-- GIVEN INSTRUCTION --
Quote all of the data below exactly, please.

>> BEGIN

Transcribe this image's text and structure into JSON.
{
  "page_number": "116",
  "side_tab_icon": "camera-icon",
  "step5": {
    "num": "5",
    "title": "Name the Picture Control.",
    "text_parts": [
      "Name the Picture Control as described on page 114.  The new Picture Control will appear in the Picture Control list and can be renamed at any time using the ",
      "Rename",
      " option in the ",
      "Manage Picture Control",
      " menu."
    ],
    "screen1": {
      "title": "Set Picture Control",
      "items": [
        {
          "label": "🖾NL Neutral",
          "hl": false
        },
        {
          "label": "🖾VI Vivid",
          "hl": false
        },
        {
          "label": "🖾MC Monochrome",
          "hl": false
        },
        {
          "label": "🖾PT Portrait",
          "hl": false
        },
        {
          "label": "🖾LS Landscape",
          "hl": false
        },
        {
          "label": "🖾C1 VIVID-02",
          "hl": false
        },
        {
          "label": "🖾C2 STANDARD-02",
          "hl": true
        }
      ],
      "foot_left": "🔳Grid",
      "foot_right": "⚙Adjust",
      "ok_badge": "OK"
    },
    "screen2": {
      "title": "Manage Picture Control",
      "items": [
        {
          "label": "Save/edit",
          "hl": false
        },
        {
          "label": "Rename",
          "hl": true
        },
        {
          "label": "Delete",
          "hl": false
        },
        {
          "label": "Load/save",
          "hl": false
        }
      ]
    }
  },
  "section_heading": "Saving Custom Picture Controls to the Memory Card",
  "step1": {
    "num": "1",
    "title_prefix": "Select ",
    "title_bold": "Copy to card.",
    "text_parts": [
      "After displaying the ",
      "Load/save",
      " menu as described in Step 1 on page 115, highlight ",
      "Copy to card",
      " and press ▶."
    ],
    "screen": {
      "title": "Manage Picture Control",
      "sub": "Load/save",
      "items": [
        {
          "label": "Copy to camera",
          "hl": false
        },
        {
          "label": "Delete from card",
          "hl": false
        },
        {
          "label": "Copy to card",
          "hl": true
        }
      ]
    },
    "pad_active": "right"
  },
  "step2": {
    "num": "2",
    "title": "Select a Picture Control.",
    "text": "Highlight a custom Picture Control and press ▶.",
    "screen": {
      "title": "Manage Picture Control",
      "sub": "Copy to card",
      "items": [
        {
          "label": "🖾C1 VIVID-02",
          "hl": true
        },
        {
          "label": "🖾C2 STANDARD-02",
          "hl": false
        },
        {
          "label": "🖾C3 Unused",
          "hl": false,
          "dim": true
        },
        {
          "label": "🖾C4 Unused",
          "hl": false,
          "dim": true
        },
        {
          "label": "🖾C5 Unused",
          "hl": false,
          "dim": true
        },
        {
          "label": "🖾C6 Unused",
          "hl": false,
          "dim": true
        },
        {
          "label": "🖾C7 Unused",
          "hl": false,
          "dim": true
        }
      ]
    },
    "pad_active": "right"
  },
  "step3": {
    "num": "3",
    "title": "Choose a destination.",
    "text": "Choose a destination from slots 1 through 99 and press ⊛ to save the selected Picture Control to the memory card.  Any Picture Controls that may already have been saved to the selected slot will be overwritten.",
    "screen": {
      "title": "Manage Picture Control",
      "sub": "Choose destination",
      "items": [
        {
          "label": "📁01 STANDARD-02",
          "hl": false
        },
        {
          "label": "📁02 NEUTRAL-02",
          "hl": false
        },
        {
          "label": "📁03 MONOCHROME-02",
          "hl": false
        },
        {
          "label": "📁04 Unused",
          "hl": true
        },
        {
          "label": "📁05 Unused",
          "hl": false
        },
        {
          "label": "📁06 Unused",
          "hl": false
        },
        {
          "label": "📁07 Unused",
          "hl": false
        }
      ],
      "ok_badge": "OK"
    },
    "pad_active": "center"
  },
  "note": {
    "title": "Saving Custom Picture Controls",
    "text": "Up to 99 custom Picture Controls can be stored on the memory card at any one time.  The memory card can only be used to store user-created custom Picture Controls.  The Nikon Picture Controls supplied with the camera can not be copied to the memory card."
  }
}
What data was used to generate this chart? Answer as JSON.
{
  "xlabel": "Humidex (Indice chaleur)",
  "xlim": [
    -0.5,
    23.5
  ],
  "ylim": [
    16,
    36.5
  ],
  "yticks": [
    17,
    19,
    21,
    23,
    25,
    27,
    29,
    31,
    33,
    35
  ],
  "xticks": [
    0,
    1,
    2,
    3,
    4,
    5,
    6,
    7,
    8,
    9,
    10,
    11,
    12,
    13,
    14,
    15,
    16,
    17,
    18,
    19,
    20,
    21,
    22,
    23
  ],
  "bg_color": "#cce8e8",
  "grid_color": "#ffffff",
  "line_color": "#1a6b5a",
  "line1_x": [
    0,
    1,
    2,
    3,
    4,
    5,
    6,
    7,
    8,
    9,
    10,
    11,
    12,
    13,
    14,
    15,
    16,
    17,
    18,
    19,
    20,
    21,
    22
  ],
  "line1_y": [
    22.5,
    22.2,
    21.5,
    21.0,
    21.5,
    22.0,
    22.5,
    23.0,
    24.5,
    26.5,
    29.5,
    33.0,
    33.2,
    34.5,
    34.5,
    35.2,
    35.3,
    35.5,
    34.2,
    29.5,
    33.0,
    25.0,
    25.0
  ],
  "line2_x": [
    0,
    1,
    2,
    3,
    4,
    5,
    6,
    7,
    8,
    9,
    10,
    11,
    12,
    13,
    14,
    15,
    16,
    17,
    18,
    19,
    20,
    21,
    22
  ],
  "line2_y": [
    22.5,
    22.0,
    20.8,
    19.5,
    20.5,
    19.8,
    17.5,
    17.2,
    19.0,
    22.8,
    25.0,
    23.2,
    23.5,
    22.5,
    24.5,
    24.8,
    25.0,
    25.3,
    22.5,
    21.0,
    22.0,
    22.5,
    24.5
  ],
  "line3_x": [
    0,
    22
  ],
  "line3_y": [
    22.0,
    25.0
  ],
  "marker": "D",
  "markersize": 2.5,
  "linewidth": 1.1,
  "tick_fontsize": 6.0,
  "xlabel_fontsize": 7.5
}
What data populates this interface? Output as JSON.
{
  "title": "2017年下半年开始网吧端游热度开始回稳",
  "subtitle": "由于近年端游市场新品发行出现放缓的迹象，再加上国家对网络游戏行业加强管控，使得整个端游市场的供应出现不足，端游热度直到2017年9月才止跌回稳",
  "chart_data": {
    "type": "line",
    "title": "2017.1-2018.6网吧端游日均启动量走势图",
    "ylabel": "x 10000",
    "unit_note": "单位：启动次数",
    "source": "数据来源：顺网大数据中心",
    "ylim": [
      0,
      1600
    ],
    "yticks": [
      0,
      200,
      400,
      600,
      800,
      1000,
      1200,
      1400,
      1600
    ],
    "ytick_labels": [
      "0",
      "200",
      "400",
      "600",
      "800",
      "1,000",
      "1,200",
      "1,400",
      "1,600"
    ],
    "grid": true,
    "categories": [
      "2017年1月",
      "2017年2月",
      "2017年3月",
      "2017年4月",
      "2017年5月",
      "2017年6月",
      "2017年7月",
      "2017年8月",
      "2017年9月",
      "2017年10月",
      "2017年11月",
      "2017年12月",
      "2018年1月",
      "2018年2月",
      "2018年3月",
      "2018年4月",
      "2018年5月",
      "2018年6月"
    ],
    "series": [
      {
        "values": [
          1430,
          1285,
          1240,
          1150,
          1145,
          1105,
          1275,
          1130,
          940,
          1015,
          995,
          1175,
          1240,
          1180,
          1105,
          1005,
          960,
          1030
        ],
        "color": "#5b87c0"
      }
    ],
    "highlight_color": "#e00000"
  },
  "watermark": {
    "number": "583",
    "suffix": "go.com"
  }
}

>> END

-- SOLUTION FOR THIS TASK --
Transcribe this image's text and structure into JSON.
{
  "page_number": "116",
  "side_tab_icon": "camera-icon",
  "step5": {
    "num": "5",
    "title": "Name the Picture Control.",
    "text_parts": [
      "Name the Picture Control as described on page 114.  The new Picture Control will appear in the Picture Control list and can be renamed at any time using the ",
      "Rename",
      " option in the ",
      "Manage Picture Control",
      " menu."
    ],
    "screen1": {
      "title": "Set Picture Control",
      "items": [
        {
          "label": "🖾NL Neutral",
          "hl": false
        },
        {
          "label": "🖾VI Vivid",
          "hl": false
        },
        {
          "label": "🖾MC Monochrome",
          "hl": false
        },
        {
          "label": "🖾PT Portrait",
          "hl": false
        },
        {
          "label": "🖾LS Landscape",
          "hl": false
        },
        {
          "label": "🖾C1 VIVID-02",
          "hl": false
        },
        {
          "label": "🖾C2 STANDARD-02",
          "hl": true
        }
      ],
      "foot_left": "🔳Grid",
      "foot_right": "⚙Adjust",
      "ok_badge": "OK"
    },
    "screen2": {
      "title": "Manage Picture Control",
      "items": [
        {
          "label": "Save/edit",
          "hl": false
        },
        {
          "label": "Rename",
          "hl": true
        },
        {
          "label": "Delete",
          "hl": false
        },
        {
          "label": "Load/save",
          "hl": false
        }
      ]
    }
  },
  "section_heading": "Saving Custom Picture Controls to the Memory Card",
  "step1": {
    "num": "1",
    "title_prefix": "Select ",
    "title_bold": "Copy to card.",
    "text_parts": [
      "After displaying the ",
      "Load/save",
      " menu as described in Step 1 on page 115, highlight ",
      "Copy to card",
      " and press ▶."
    ],
    "screen": {
      "title": "Manage Picture Control",
      "sub": "Load/save",
      "items": [
        {
          "label": "Copy to camera",
          "hl": false
        },
        {
          "label": "Delete from card",
          "hl": false
        },
        {
          "label": "Copy to card",
          "hl": true
        }
      ]
    },
    "pad_active": "right"
  },
  "step2": {
    "num": "2",
    "title": "Select a Picture Control.",
    "text": "Highlight a custom Picture Control and press ▶.",
    "screen": {
      "title": "Manage Picture Control",
      "sub": "Copy to card",
      "items": [
        {
          "label": "🖾C1 VIVID-02",
          "hl": true
        },
        {
          "label": "🖾C2 STANDARD-02",
          "hl": false
        },
        {
          "label": "🖾C3 Unused",
          "hl": false,
          "dim": true
        },
        {
          "label": "🖾C4 Unused",
          "hl": false,
          "dim": true
        },
        {
          "label": "🖾C5 Unused",
          "hl": false,
          "dim": true
        },
        {
          "label": "🖾C6 Unused",
          "hl": false,
          "dim": true
        },
        {
          "label": "🖾C7 Unused",
          "hl": false,
          "dim": true
        }
      ]
    },
    "pad_active": "right"
  },
  "step3": {
    "num": "3",
    "title": "Choose a destination.",
    "text": "Choose a destination from slots 1 through 99 and press ⊛ to save the selected Picture Control to the memory card.  Any Picture Controls that may already have been saved to the selected slot will be overwritten.",
    "screen": {
      "title": "Manage Picture Control",
      "sub": "Choose destination",
      "items": [
        {
          "label": "📁01 STANDARD-02",
          "hl": false
        },
        {
          "label": "📁02 NEUTRAL-02",
          "hl": false
        },
        {
          "label": "📁03 MONOCHROME-02",
          "hl": false
        },
        {
          "label": "📁04 Unused",
          "hl": true
        },
        {
          "label": "📁05 Unused",
          "hl": false
        },
        {
          "label": "📁06 Unused",
          "hl": false
        },
        {
          "label": "📁07 Unused",
          "hl": false
        }
      ],
      "ok_badge": "OK"
    },
    "pad_active": "center"
  },
  "note": {
    "title": "Saving Custom Picture Controls",
    "text": "Up to 99 custom Picture Controls can be stored on the memory card at any one time.  The memory card can only be used to store user-created custom Picture Controls.  The Nikon Picture Controls supplied with the camera can not be copied to the memory card."
  }
}
What data was used to generate this chart? Answer as JSON.
{
  "xlabel": "Humidex (Indice chaleur)",
  "xlim": [
    -0.5,
    23.5
  ],
  "ylim": [
    16,
    36.5
  ],
  "yticks": [
    17,
    19,
    21,
    23,
    25,
    27,
    29,
    31,
    33,
    35
  ],
  "xticks": [
    0,
    1,
    2,
    3,
    4,
    5,
    6,
    7,
    8,
    9,
    10,
    11,
    12,
    13,
    14,
    15,
    16,
    17,
    18,
    19,
    20,
    21,
    22,
    23
  ],
  "bg_color": "#cce8e8",
  "grid_color": "#ffffff",
  "line_color": "#1a6b5a",
  "line1_x": [
    0,
    1,
    2,
    3,
    4,
    5,
    6,
    7,
    8,
    9,
    10,
    11,
    12,
    13,
    14,
    15,
    16,
    17,
    18,
    19,
    20,
    21,
    22
  ],
  "line1_y": [
    22.5,
    22.2,
    21.5,
    21.0,
    21.5,
    22.0,
    22.5,
    23.0,
    24.5,
    26.5,
    29.5,
    33.0,
    33.2,
    34.5,
    34.5,
    35.2,
    35.3,
    35.5,
    34.2,
    29.5,
    33.0,
    25.0,
    25.0
  ],
  "line2_x": [
    0,
    1,
    2,
    3,
    4,
    5,
    6,
    7,
    8,
    9,
    10,
    11,
    12,
    13,
    14,
    15,
    16,
    17,
    18,
    19,
    20,
    21,
    22
  ],
  "line2_y": [
    22.5,
    22.0,
    20.8,
    19.5,
    20.5,
    19.8,
    17.5,
    17.2,
    19.0,
    22.8,
    25.0,
    23.2,
    23.5,
    22.5,
    24.5,
    24.8,
    25.0,
    25.3,
    22.5,
    21.0,
    22.0,
    22.5,
    24.5
  ],
  "line3_x": [
    0,
    22
  ],
  "line3_y": [
    22.0,
    25.0
  ],
  "marker": "D",
  "markersize": 2.5,
  "linewidth": 1.1,
  "tick_fontsize": 6.0,
  "xlabel_fontsize": 7.5
}
What data populates this interface? Output as JSON.
{
  "title": "2017年下半年开始网吧端游热度开始回稳",
  "subtitle": "由于近年端游市场新品发行出现放缓的迹象，再加上国家对网络游戏行业加强管控，使得整个端游市场的供应出现不足，端游热度直到2017年9月才止跌回稳",
  "chart_data": {
    "type": "line",
    "title": "2017.1-2018.6网吧端游日均启动量走势图",
    "ylabel": "x 10000",
    "unit_note": "单位：启动次数",
    "source": "数据来源：顺网大数据中心",
    "ylim": [
      0,
      1600
    ],
    "yticks": [
      0,
      200,
      400,
      600,
      800,
      1000,
      1200,
      1400,
      1600
    ],
    "ytick_labels": [
      "0",
      "200",
      "400",
      "600",
      "800",
      "1,000",
      "1,200",
      "1,400",
      "1,600"
    ],
    "grid": true,
    "categories": [
      "2017年1月",
      "2017年2月",
      "2017年3月",
      "2017年4月",
      "2017年5月",
      "2017年6月",
      "2017年7月",
      "2017年8月",
      "2017年9月",
      "2017年10月",
      "2017年11月",
      "2017年12月",
      "2018年1月",
      "2018年2月",
      "2018年3月",
      "2018年4月",
      "2018年5月",
      "2018年6月"
    ],
    "series": [
      {
        "values": [
          1430,
          1285,
          1240,
          1150,
          1145,
          1105,
          1275,
          1130,
          940,
          1015,
          995,
          1175,
          1240,
          1180,
          1105,
          1005,
          960,
          1030
        ],
        "color": "#5b87c0"
      }
    ],
    "highlight_color": "#e00000"
  },
  "watermark": {
    "number": "583",
    "suffix": "go.com"
  }
}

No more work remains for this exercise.